__EXERCISE DIRECTIONS__. Return every line of the data below that includes the string "Radar".

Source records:

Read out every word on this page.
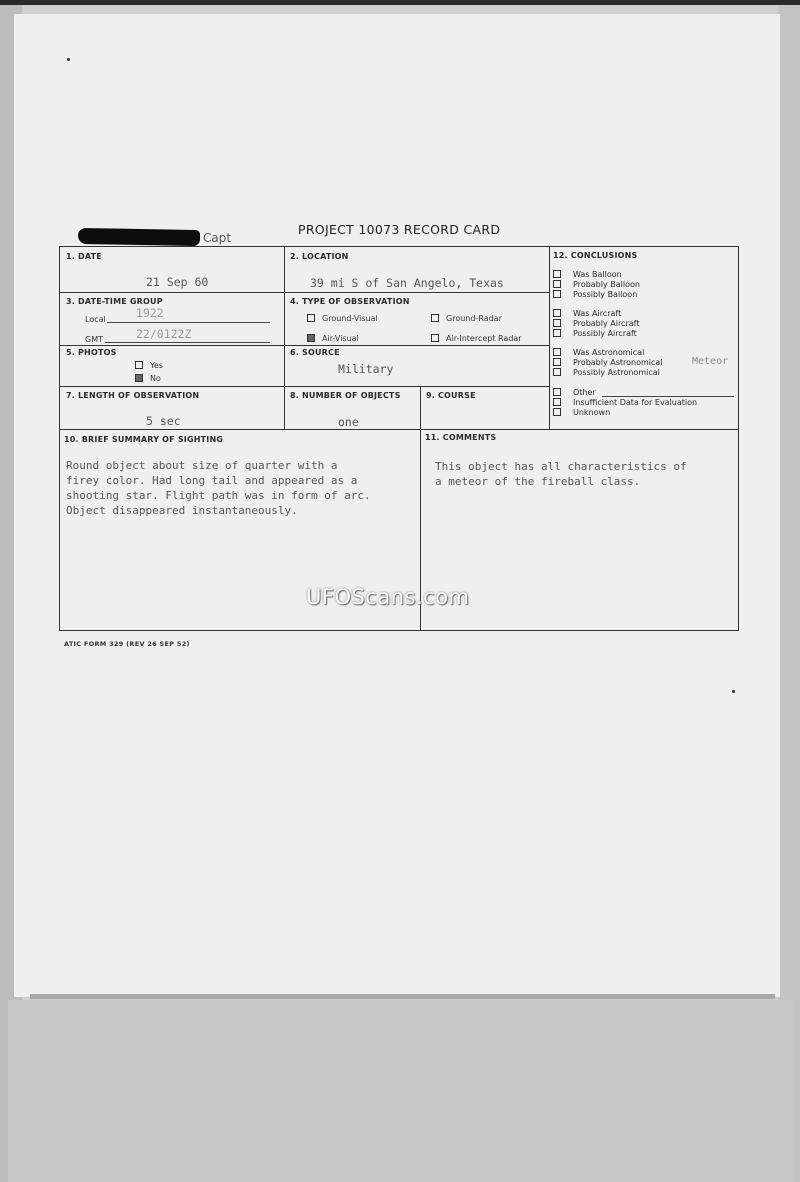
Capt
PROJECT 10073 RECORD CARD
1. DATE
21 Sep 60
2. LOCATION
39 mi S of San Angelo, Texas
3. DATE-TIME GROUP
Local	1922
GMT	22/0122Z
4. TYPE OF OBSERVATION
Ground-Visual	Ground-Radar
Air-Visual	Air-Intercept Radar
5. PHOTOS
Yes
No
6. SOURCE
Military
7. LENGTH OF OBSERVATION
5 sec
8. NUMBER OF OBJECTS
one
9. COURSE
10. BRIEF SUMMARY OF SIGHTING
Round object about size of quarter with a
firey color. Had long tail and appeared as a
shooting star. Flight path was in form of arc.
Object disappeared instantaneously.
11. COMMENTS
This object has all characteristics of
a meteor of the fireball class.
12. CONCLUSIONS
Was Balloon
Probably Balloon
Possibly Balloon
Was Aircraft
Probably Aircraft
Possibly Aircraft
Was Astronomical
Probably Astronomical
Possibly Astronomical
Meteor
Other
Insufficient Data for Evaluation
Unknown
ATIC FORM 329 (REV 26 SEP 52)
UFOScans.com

==

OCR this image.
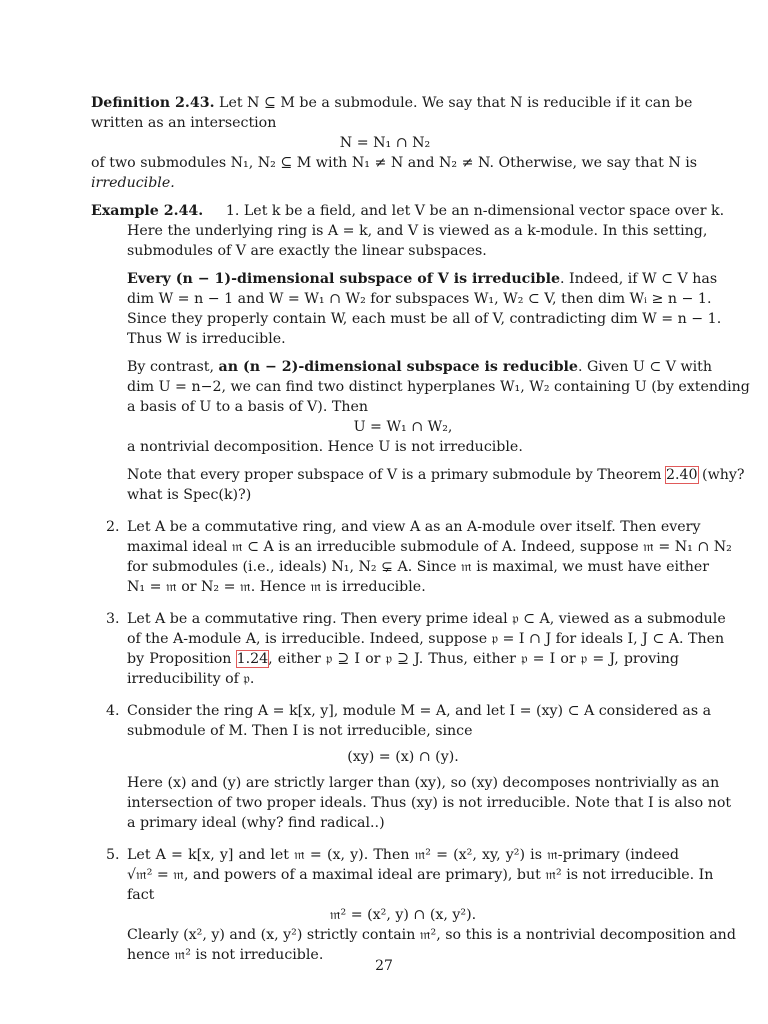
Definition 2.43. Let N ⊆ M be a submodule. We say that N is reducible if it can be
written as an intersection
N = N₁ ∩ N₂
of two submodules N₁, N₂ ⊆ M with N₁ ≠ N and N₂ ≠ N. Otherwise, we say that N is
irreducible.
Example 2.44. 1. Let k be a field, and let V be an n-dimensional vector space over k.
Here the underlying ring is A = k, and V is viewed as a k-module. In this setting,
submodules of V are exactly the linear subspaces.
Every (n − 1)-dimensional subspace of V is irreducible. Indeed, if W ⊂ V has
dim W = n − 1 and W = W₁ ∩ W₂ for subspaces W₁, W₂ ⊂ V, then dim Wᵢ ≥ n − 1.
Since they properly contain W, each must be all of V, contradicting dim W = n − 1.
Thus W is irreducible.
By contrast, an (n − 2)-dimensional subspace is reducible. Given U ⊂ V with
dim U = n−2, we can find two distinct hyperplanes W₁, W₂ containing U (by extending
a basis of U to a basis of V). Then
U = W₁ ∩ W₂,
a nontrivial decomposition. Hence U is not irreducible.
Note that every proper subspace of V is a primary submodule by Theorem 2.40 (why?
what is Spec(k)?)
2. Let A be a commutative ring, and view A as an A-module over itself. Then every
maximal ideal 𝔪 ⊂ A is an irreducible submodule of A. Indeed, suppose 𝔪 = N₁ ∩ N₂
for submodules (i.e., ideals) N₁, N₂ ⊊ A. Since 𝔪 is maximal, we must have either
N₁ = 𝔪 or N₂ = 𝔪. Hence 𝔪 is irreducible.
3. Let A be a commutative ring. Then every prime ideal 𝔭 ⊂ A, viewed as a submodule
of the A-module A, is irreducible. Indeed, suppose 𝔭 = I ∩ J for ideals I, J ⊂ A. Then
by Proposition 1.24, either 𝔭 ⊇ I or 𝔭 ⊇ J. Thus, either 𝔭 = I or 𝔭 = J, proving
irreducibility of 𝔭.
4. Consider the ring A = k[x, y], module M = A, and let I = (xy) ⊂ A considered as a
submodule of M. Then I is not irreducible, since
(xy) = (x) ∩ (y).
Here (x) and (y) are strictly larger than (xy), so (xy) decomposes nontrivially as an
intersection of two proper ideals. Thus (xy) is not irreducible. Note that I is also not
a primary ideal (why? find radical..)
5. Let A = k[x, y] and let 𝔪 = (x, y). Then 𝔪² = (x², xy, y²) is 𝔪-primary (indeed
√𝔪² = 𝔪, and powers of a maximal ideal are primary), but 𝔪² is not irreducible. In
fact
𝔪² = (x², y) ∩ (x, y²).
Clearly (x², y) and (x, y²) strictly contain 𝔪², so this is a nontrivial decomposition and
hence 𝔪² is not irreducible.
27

__SOLUTION TO THE PROBLEM__.
Ground-Visual	Ground-Radar
Air-Visual	Air-Intercept Radar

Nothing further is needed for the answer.